# AIM 1:
According to the Ghidra script text, what should you do before running any such scripts?
# AIM 2:
Continue the Ghidra near-call checking script from the point where it stops.

# EXTRACTED TEXT:
— BEGIN —
One script checks presence, and the other fixes them. Please be sure to backup your project, before running any such scripts.

#### This script checks if Ghidra misgenerated near call references ####

def ubytes(bs):
  return map(lambda b: b & 0xff, bs)

def check_near_calls():
  instructions = currentProgram.getListing().getInstructions(True)
  while instructions.hasNext():
      instruction = instructions.next()
      if instruction.getMnemonicString() == "CALL" and instruction.getDefaultOperandRepresentation(0).startswith("0x"):
        ibs = ubytes(instruction.getBytes())
        if ibs[0] == 0xE8:
          call_address = instruction.getAddress()
          refs = getReferencesFrom(call_address)
          for ref in refs:
            if ref.getReferenceType().toString() == "UNCONDITIONAL_CALL":
              adr = ref.getToAddress()
              seg = adr.getSegment()
              ofs = adr.getSegmentOffset()
              fadr = ref.getFromAddress()
              fseg = fadr.getSegment()
              fofs = fadr.getSegmentOffset()
              cseg = call_address.getSegment()
              cofs = call_address.getSegmentOffset()
— END —
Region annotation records
— BEGIN —
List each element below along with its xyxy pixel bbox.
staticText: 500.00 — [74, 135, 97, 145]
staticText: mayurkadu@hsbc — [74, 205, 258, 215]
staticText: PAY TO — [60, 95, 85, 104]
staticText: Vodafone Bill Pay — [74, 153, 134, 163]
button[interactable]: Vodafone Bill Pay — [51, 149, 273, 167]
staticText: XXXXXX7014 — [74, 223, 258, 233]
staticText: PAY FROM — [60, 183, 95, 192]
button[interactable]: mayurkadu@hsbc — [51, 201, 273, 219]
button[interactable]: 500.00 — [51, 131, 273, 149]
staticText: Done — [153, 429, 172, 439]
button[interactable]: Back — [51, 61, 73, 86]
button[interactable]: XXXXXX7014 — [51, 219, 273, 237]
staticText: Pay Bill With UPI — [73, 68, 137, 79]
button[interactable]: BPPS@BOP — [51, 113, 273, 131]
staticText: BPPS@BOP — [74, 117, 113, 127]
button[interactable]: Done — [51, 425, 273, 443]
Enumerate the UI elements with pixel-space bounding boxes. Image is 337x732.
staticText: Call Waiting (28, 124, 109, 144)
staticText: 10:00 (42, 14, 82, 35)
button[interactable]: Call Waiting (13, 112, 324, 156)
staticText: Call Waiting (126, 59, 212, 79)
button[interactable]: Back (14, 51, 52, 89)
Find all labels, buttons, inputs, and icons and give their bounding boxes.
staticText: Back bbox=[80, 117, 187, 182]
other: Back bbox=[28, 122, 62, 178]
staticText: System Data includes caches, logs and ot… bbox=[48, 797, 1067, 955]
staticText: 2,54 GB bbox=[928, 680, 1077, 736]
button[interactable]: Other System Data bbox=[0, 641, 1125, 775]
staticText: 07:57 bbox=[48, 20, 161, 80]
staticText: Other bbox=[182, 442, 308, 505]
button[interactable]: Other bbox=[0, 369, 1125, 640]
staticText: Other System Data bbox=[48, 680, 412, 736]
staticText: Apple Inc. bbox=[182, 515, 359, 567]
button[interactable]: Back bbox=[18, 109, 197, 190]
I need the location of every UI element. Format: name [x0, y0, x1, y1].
— END —
# WRITTEN ANSWER 1:
Back up your project.

# WRITTEN ANSWER 2:
              disp = ibs[2]*0x100 + ibs[1]
              proper_ofs = (fofs+3 + disp)&0xFFFF
              if ofs != proper_ofs:
                print("Call at {:04X}:{:04X}".format(fseg,fofs))
                print("  target is {:04X}:{:04X} but should be {:04X}:{:04X}"
                  .format(seg,ofs,cseg,proper_ofs))

check_near_calls()
#### This script fixes misgenerated near call references ####
from ghidra.program.model.symbol import RefType, SourceType

# Required to add references
reference_manager = currentProgram.getReferenceManager()

def ubytes(bs):
  return map(lambda b: b & 0xff, bs)

def fix_near_calls():
  instructions = currentProgram.getListing().getInstructions(True)
  while instructions.hasNext():
      instruction = instructions.next()
      if instruction.getMnemonicString() == "CALL" and instruction.getDefaultOperandRepresentation(0).startswith("0x"):
        ibs = ubytes(instruction.getBytes())
        if ibs[0] == 0xE8:
          call_address = instruction.getAddress()
          cseg = call_address.getSegment()
          cofs = call_address.getSegmentOffset()
          disp = ibs[2]*0x100 + ibs[1]
          proper_ofs = (cofs+3 + disp)&0xFFFF
          refs = getReferencesFrom(call_address)
          needs_fix = 0
          for ref in refs:
            if ref.getReferenceType().toString() == "UNCONDITIONAL_CALL":
              adr = ref.getToAddress()
              seg = adr.getSegment()
              ofs = adr.getSegmentOffset()
              fadr = ref.getFromAddress()
              fseg = fadr.getSegment()
              fofs = fadr.getSegmentOffset()
              if seg != cseg or ofs != proper_ofs: needs_fix = 1
          if needs_fix:
            # Likely all references are invalid
            for ref in refs: removeReference(ref)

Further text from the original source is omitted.